— begin —

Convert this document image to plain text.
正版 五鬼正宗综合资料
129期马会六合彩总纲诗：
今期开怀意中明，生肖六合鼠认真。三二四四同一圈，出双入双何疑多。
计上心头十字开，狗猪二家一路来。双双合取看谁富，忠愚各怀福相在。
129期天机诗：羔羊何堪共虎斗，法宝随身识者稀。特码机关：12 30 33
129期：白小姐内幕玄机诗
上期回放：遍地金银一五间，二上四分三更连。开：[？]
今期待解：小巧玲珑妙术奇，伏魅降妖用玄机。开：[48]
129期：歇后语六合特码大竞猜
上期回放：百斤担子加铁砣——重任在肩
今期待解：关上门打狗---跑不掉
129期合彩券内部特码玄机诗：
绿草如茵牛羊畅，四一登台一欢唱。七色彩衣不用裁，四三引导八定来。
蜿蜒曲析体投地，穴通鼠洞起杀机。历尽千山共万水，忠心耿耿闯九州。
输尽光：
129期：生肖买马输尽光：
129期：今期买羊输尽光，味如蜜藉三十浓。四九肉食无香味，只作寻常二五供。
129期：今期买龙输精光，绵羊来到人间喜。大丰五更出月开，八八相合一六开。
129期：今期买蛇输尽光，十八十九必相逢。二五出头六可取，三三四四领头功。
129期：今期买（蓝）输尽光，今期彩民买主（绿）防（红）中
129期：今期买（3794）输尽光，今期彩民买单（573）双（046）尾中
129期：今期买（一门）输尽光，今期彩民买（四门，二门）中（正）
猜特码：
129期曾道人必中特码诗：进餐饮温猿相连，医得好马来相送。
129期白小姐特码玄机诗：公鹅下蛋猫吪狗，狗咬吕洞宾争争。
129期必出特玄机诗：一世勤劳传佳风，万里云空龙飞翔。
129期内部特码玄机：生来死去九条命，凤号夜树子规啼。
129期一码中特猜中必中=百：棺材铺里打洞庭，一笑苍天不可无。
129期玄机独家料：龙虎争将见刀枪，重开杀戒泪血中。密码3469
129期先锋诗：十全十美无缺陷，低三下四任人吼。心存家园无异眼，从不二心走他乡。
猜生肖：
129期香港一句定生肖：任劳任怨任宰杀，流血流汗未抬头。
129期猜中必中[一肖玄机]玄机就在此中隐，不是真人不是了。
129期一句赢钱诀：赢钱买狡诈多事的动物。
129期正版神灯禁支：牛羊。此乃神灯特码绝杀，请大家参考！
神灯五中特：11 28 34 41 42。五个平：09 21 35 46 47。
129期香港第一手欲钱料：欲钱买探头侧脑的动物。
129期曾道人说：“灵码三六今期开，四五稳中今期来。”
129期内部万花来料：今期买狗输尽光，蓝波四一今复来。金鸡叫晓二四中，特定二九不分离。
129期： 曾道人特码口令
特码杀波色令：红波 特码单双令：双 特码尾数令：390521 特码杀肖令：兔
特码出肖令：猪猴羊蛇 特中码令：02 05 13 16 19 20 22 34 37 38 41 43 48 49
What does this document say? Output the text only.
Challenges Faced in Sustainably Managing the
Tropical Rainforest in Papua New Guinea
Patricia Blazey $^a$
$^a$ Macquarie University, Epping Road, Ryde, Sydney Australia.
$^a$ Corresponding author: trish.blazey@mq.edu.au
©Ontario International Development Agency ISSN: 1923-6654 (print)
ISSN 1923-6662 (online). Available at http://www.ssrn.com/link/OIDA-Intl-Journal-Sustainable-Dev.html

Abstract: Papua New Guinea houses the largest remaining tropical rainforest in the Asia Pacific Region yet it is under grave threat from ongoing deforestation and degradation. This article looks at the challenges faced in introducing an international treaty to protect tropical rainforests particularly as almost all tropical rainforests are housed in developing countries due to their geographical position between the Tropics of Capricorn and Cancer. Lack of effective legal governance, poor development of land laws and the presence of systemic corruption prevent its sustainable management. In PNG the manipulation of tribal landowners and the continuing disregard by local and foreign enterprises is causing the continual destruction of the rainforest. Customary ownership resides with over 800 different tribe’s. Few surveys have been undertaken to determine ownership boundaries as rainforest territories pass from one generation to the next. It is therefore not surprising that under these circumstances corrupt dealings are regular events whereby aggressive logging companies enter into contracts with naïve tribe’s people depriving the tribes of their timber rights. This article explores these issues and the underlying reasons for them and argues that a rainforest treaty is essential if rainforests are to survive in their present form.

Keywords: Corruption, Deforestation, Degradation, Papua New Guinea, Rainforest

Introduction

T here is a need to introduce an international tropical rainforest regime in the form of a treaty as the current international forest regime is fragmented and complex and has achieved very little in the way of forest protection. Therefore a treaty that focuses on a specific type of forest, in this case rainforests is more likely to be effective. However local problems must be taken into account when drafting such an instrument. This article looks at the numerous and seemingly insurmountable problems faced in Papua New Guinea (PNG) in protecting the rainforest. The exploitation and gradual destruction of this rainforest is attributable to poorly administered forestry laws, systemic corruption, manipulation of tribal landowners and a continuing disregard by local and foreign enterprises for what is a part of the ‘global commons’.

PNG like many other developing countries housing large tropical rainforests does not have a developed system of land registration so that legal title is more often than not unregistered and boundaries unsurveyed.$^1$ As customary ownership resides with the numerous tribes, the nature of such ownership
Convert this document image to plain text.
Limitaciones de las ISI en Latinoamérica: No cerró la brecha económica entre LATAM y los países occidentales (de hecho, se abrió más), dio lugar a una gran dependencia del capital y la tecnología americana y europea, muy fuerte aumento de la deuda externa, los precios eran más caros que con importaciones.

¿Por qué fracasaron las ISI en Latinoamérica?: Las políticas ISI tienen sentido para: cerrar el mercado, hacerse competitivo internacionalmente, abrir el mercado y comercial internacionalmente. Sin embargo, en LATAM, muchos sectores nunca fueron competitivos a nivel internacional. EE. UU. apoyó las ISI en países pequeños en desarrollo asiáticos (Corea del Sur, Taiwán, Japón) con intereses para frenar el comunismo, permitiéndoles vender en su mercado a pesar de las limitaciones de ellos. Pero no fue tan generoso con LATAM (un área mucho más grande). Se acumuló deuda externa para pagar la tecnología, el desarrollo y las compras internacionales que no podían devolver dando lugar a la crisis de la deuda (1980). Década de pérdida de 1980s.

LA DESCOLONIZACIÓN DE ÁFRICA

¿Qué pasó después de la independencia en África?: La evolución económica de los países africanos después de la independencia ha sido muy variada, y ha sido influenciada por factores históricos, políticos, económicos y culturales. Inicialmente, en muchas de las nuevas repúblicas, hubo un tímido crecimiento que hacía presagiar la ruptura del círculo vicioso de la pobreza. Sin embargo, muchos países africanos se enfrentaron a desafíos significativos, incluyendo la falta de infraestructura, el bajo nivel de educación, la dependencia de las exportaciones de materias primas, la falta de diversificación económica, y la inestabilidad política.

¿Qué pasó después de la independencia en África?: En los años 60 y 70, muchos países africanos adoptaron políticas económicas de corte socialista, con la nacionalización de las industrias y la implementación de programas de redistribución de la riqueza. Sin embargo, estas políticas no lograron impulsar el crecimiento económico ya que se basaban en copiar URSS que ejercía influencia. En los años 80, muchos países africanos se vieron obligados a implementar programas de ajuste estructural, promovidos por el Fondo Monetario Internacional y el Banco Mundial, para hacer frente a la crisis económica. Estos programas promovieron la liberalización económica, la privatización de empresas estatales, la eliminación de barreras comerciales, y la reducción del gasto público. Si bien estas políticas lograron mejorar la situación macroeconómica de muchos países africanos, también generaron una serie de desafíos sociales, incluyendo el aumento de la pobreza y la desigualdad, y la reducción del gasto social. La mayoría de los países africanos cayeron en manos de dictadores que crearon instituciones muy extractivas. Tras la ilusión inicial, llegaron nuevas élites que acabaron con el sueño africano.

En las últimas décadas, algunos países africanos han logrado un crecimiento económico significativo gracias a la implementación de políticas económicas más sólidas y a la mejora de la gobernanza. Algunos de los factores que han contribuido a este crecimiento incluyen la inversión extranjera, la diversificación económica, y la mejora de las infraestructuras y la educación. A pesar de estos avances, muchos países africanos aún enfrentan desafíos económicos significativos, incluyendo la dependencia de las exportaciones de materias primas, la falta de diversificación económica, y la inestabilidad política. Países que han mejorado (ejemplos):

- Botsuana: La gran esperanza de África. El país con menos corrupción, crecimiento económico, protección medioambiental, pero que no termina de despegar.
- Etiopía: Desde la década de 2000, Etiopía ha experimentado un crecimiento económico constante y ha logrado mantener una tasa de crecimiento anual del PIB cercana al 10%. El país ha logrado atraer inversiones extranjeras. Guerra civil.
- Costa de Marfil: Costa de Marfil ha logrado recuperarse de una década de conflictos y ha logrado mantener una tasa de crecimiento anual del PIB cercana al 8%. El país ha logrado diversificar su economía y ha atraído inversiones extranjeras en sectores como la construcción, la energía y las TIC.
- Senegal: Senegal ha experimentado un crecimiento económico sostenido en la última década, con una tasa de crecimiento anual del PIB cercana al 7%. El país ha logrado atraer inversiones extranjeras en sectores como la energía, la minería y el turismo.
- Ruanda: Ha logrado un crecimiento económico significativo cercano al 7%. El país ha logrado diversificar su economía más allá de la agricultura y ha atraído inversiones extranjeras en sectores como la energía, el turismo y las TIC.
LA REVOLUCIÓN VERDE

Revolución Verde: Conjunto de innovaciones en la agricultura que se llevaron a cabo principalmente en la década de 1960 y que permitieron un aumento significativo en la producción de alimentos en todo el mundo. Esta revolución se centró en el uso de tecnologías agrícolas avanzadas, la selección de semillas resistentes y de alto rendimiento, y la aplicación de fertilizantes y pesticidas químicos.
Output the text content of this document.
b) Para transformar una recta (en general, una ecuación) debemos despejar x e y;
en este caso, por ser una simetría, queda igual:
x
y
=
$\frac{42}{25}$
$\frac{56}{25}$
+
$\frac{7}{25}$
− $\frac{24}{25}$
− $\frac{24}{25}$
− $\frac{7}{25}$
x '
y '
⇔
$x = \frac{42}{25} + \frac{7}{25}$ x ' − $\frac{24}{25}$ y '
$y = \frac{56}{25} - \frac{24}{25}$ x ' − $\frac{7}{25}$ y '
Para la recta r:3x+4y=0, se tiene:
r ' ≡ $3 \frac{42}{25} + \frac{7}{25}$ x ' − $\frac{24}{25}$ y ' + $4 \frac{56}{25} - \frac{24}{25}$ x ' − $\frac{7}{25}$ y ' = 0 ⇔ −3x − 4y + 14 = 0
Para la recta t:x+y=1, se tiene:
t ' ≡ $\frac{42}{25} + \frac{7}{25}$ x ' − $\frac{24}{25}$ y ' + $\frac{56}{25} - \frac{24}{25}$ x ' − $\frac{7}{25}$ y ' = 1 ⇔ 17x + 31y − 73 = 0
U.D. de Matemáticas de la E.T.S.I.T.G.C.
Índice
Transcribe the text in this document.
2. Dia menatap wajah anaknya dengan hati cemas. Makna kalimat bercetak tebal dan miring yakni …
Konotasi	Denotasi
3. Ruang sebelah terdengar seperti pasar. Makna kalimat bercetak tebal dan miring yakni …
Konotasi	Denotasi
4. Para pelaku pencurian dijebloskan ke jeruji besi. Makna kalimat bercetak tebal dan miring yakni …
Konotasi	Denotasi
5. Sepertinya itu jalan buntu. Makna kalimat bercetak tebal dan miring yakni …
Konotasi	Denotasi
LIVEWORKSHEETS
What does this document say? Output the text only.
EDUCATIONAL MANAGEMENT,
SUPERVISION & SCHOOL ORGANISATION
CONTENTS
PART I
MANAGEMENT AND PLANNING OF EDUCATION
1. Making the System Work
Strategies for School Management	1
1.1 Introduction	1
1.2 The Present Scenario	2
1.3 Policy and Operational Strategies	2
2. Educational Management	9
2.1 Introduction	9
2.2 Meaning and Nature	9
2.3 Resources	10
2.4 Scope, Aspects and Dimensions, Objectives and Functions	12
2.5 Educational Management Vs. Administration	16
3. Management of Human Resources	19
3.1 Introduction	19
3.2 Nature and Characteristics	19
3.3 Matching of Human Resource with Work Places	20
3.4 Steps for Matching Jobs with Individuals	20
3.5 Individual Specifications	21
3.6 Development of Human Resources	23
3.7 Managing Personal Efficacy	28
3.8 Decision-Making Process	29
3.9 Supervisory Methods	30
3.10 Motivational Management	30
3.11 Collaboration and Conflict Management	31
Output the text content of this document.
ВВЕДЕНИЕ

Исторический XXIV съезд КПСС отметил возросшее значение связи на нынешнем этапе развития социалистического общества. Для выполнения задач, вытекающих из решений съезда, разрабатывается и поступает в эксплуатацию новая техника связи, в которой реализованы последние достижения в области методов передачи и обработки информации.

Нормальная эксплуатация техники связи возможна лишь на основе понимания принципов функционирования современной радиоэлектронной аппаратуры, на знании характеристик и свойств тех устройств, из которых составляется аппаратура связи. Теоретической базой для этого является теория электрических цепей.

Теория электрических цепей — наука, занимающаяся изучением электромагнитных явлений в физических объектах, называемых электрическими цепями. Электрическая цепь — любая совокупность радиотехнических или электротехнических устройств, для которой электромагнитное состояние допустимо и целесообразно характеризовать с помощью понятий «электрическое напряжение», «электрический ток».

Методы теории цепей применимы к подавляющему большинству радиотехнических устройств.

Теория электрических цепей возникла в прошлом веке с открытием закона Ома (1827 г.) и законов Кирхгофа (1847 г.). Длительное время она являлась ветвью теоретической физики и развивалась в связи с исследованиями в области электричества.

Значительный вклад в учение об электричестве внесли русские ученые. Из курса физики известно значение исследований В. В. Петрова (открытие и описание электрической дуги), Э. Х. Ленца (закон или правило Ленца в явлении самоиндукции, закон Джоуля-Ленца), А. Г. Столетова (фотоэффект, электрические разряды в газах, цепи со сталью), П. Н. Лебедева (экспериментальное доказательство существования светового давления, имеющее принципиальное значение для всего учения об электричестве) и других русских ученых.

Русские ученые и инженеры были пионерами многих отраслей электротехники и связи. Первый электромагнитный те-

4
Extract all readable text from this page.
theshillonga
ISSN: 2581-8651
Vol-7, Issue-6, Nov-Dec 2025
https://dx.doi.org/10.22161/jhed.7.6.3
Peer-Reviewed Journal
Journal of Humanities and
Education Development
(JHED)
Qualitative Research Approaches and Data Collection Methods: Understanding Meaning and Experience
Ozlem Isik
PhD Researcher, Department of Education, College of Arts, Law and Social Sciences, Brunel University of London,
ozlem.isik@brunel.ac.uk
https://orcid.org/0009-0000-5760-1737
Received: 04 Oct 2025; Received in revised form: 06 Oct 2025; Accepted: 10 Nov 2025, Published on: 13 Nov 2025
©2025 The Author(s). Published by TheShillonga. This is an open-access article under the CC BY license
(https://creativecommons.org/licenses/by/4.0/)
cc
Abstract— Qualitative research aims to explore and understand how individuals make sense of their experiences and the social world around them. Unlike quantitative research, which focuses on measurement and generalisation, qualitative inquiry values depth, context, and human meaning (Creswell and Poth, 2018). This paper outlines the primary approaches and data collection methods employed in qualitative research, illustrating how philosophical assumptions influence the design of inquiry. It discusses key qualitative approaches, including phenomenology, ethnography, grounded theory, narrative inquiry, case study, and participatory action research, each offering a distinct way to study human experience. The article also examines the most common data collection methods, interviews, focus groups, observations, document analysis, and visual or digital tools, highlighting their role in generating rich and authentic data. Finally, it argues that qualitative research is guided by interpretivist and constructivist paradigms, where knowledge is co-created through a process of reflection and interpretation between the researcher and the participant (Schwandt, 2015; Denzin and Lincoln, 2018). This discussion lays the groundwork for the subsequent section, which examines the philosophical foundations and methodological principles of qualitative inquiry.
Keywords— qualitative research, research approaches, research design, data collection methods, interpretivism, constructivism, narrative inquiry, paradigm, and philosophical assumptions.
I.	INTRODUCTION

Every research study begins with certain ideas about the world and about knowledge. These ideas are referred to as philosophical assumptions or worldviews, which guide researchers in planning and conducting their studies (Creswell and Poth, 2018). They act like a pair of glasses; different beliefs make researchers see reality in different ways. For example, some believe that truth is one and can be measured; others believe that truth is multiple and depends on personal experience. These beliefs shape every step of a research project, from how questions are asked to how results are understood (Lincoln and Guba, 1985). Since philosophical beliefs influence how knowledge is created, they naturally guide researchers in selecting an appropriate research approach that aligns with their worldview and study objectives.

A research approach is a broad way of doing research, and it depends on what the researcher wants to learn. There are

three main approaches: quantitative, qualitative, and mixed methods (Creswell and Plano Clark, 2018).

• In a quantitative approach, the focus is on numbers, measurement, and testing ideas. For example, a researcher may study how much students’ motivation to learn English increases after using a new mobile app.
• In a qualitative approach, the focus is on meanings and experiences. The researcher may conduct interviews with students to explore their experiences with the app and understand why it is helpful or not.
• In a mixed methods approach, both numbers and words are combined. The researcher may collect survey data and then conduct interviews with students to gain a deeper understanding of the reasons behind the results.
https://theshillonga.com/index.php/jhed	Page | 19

— end —

Written exercise: Your task is to gather every line with the word "上期回放" and copy it.

Final result:
上期回放：遍地金银一五间，二上四分三更连。开：[？]
上期回放：百斤担子加铁砣——重任在肩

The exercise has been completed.